[Stored data]
-- start --

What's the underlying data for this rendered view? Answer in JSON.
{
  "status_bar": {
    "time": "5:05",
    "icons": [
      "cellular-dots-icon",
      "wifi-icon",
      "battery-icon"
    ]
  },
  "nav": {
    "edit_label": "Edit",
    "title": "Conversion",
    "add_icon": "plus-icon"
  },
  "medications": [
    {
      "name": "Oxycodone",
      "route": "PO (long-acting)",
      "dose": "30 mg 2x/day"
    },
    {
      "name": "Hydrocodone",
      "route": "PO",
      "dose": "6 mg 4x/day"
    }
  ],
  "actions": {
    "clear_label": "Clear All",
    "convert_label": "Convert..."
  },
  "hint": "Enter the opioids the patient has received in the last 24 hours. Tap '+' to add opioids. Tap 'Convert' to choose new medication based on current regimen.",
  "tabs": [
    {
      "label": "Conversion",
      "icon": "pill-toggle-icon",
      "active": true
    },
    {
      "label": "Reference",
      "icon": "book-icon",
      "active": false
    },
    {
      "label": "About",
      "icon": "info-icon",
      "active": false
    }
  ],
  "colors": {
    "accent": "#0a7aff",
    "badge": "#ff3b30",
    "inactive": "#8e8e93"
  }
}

-- end --

YOUR GOAL: Reproduce each record exactly as it appears.

RESULT OF THE EXERCISE:
What's the underlying data for this rendered view? Answer in JSON.
{
  "status_bar": {
    "time": "5:05",
    "icons": [
      "cellular-dots-icon",
      "wifi-icon",
      "battery-icon"
    ]
  },
  "nav": {
    "edit_label": "Edit",
    "title": "Conversion",
    "add_icon": "plus-icon"
  },
  "medications": [
    {
      "name": "Oxycodone",
      "route": "PO (long-acting)",
      "dose": "30 mg 2x/day"
    },
    {
      "name": "Hydrocodone",
      "route": "PO",
      "dose": "6 mg 4x/day"
    }
  ],
  "actions": {
    "clear_label": "Clear All",
    "convert_label": "Convert..."
  },
  "hint": "Enter the opioids the patient has received in the last 24 hours. Tap '+' to add opioids. Tap 'Convert' to choose new medication based on current regimen.",
  "tabs": [
    {
      "label": "Conversion",
      "icon": "pill-toggle-icon",
      "active": true
    },
    {
      "label": "Reference",
      "icon": "book-icon",
      "active": false
    },
    {
      "label": "About",
      "icon": "info-icon",
      "active": false
    }
  ],
  "colors": {
    "accent": "#0a7aff",
    "badge": "#ff3b30",
    "inactive": "#8e8e93"
  }
}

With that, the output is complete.